## Goal
Replace every "orbit-block" in the rows below with "orbit-tile", and give the rows again with nothing else changed.

## Listed entries
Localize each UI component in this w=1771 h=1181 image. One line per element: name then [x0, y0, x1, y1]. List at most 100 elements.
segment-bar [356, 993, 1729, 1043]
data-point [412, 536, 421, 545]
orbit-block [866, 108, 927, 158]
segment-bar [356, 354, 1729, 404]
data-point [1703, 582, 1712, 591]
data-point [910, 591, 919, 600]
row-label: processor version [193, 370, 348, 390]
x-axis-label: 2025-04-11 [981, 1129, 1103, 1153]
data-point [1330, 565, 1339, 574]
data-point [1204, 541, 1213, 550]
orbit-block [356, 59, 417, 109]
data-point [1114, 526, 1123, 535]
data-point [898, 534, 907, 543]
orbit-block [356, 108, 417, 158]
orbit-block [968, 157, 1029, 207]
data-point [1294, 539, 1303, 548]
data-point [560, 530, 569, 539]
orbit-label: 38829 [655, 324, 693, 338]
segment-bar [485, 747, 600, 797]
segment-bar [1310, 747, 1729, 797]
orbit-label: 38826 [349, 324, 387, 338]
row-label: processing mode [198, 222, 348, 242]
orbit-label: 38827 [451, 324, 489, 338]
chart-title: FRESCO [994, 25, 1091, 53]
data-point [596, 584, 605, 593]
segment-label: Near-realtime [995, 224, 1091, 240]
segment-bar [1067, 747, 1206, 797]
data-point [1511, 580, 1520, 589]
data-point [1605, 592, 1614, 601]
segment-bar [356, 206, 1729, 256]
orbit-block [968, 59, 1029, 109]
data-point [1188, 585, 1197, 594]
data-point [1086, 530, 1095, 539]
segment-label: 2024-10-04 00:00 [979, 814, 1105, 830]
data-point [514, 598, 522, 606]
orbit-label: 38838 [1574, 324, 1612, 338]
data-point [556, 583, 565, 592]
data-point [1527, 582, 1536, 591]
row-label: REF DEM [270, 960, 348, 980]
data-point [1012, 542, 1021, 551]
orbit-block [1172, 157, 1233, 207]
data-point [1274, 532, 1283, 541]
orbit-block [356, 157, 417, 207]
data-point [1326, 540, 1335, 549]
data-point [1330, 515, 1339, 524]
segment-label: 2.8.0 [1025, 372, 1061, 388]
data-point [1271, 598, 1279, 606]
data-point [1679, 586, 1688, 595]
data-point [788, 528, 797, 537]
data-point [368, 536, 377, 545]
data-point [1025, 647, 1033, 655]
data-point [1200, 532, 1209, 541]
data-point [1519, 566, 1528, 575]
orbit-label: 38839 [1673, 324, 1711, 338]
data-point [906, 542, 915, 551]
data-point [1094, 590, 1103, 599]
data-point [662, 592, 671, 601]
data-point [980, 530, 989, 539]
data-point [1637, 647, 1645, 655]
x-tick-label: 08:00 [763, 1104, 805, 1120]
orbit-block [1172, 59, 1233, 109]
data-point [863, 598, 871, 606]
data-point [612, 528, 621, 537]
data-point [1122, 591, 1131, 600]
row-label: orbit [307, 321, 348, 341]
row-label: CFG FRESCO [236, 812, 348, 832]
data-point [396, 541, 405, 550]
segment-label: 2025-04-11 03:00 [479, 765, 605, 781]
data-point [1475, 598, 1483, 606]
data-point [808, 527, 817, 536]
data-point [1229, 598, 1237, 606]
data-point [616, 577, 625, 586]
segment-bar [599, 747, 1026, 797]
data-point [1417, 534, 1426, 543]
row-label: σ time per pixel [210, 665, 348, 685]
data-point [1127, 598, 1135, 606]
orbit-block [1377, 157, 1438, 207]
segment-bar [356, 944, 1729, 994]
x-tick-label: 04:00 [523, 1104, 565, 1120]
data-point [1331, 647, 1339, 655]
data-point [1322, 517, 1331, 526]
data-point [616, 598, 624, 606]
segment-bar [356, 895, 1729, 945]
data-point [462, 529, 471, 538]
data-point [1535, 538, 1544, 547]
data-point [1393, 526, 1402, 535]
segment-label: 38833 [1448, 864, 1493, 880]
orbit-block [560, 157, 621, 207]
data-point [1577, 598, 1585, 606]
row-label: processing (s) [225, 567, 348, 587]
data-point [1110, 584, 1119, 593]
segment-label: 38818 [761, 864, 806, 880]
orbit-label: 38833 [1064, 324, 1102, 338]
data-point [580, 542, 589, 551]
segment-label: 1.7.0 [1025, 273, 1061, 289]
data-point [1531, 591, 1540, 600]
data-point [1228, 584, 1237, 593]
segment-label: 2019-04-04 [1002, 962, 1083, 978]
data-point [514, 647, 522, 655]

## Exercise solution
Localize each UI component in this w=1771 h=1181 image. One line per element: name then [x0, y0, x1, y1]. List at most 100 elements.
segment-bar [356, 993, 1729, 1043]
data-point [412, 536, 421, 545]
orbit-tile [866, 108, 927, 158]
segment-bar [356, 354, 1729, 404]
data-point [1703, 582, 1712, 591]
data-point [910, 591, 919, 600]
row-label: processor version [193, 370, 348, 390]
x-axis-label: 2025-04-11 [981, 1129, 1103, 1153]
data-point [1330, 565, 1339, 574]
data-point [1204, 541, 1213, 550]
orbit-tile [356, 59, 417, 109]
data-point [1114, 526, 1123, 535]
data-point [898, 534, 907, 543]
orbit-tile [356, 108, 417, 158]
orbit-tile [968, 157, 1029, 207]
data-point [1294, 539, 1303, 548]
data-point [560, 530, 569, 539]
orbit-label: 38829 [655, 324, 693, 338]
segment-bar [485, 747, 600, 797]
segment-bar [1310, 747, 1729, 797]
orbit-label: 38826 [349, 324, 387, 338]
row-label: processing mode [198, 222, 348, 242]
orbit-label: 38827 [451, 324, 489, 338]
chart-title: FRESCO [994, 25, 1091, 53]
data-point [596, 584, 605, 593]
segment-label: Near-realtime [995, 224, 1091, 240]
segment-bar [1067, 747, 1206, 797]
data-point [1511, 580, 1520, 589]
data-point [1605, 592, 1614, 601]
segment-bar [356, 206, 1729, 256]
orbit-tile [968, 59, 1029, 109]
data-point [1188, 585, 1197, 594]
data-point [1086, 530, 1095, 539]
segment-label: 2024-10-04 00:00 [979, 814, 1105, 830]
data-point [514, 598, 522, 606]
orbit-label: 38838 [1574, 324, 1612, 338]
data-point [556, 583, 565, 592]
data-point [1527, 582, 1536, 591]
row-label: REF DEM [270, 960, 348, 980]
data-point [1012, 542, 1021, 551]
orbit-tile [1172, 157, 1233, 207]
data-point [1274, 532, 1283, 541]
orbit-tile [356, 157, 417, 207]
data-point [1326, 540, 1335, 549]
data-point [1330, 515, 1339, 524]
segment-label: 2.8.0 [1025, 372, 1061, 388]
data-point [1271, 598, 1279, 606]
data-point [1679, 586, 1688, 595]
data-point [788, 528, 797, 537]
data-point [368, 536, 377, 545]
data-point [1025, 647, 1033, 655]
data-point [1200, 532, 1209, 541]
data-point [1519, 566, 1528, 575]
orbit-label: 38839 [1673, 324, 1711, 338]
data-point [906, 542, 915, 551]
data-point [1094, 590, 1103, 599]
data-point [662, 592, 671, 601]
data-point [980, 530, 989, 539]
data-point [1637, 647, 1645, 655]
x-tick-label: 08:00 [763, 1104, 805, 1120]
orbit-tile [1172, 59, 1233, 109]
data-point [863, 598, 871, 606]
data-point [612, 528, 621, 537]
data-point [1122, 591, 1131, 600]
row-label: orbit [307, 321, 348, 341]
row-label: CFG FRESCO [236, 812, 348, 832]
data-point [396, 541, 405, 550]
segment-label: 2025-04-11 03:00 [479, 765, 605, 781]
data-point [1475, 598, 1483, 606]
data-point [808, 527, 817, 536]
data-point [1229, 598, 1237, 606]
data-point [616, 577, 625, 586]
segment-bar [599, 747, 1026, 797]
data-point [1417, 534, 1426, 543]
row-label: σ time per pixel [210, 665, 348, 685]
data-point [1127, 598, 1135, 606]
orbit-tile [1377, 157, 1438, 207]
segment-bar [356, 944, 1729, 994]
x-tick-label: 04:00 [523, 1104, 565, 1120]
data-point [1331, 647, 1339, 655]
data-point [1322, 517, 1331, 526]
data-point [616, 598, 624, 606]
segment-bar [356, 895, 1729, 945]
data-point [462, 529, 471, 538]
data-point [1535, 538, 1544, 547]
data-point [1393, 526, 1402, 535]
segment-label: 38833 [1448, 864, 1493, 880]
orbit-tile [560, 157, 621, 207]
data-point [1577, 598, 1585, 606]
row-label: processing (s) [225, 567, 348, 587]
data-point [1110, 584, 1119, 593]
segment-label: 38818 [761, 864, 806, 880]
orbit-label: 38833 [1064, 324, 1102, 338]
data-point [580, 542, 589, 551]
segment-label: 1.7.0 [1025, 273, 1061, 289]
data-point [1531, 591, 1540, 600]
data-point [1228, 584, 1237, 593]
segment-label: 2019-04-04 [1002, 962, 1083, 978]
data-point [514, 647, 522, 655]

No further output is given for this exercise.